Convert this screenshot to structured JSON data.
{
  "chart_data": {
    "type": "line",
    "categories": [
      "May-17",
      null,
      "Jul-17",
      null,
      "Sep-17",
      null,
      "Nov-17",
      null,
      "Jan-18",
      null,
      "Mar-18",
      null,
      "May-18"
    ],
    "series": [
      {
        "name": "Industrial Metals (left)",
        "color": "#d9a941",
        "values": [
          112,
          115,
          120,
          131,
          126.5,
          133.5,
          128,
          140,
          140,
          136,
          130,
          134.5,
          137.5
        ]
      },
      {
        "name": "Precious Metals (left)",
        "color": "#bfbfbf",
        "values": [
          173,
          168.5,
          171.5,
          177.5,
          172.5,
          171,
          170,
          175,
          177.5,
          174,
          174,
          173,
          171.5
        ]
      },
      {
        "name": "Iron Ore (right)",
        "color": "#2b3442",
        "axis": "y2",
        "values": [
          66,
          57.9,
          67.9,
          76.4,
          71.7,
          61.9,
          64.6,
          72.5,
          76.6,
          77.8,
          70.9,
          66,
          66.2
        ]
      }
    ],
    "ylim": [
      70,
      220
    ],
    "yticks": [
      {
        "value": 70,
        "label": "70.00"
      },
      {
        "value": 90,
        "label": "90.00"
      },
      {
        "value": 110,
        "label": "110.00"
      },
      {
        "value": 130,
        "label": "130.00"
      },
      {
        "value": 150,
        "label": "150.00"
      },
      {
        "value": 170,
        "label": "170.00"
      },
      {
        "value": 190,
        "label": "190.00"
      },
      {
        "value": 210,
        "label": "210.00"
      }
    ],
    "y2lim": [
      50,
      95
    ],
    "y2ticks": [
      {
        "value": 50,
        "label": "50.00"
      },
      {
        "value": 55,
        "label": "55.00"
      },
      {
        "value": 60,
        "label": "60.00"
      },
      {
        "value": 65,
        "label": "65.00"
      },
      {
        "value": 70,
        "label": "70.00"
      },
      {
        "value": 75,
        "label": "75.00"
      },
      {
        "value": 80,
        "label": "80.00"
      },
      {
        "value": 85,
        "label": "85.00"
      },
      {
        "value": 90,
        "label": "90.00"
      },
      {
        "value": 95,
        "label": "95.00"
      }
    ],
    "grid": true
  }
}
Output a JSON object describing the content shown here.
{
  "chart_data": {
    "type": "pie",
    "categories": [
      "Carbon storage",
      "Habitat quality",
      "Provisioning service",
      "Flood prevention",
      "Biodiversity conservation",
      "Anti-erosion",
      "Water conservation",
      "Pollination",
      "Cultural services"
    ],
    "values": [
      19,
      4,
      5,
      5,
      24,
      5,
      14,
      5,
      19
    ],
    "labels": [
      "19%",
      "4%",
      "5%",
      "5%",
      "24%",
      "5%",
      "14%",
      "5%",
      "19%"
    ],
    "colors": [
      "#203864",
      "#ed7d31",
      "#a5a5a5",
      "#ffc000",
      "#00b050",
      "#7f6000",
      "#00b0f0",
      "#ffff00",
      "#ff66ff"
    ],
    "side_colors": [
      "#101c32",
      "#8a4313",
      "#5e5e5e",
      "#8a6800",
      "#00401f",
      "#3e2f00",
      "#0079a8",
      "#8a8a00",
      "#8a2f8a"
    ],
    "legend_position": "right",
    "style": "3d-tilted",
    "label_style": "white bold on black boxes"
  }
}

● ● ● ●

Give back exactly the lines from the line holding "Output a JSON" through the last line of the listing, including both.

## [Response to the exercise]
Output a JSON object describing the content shown here.
{
  "chart_data": {
    "type": "pie",
    "categories": [
      "Carbon storage",
      "Habitat quality",
      "Provisioning service",
      "Flood prevention",
      "Biodiversity conservation",
      "Anti-erosion",
      "Water conservation",
      "Pollination",
      "Cultural services"
    ],
    "values": [
      19,
      4,
      5,
      5,
      24,
      5,
      14,
      5,
      19
    ],
    "labels": [
      "19%",
      "4%",
      "5%",
      "5%",
      "24%",
      "5%",
      "14%",
      "5%",
      "19%"
    ],
    "colors": [
      "#203864",
      "#ed7d31",
      "#a5a5a5",
      "#ffc000",
      "#00b050",
      "#7f6000",
      "#00b0f0",
      "#ffff00",
      "#ff66ff"
    ],
    "side_colors": [
      "#101c32",
      "#8a4313",
      "#5e5e5e",
      "#8a6800",
      "#00401f",
      "#3e2f00",
      "#0079a8",
      "#8a8a00",
      "#8a2f8a"
    ],
    "legend_position": "right",
    "style": "3d-tilted",
    "label_style": "white bold on black boxes"
  }
}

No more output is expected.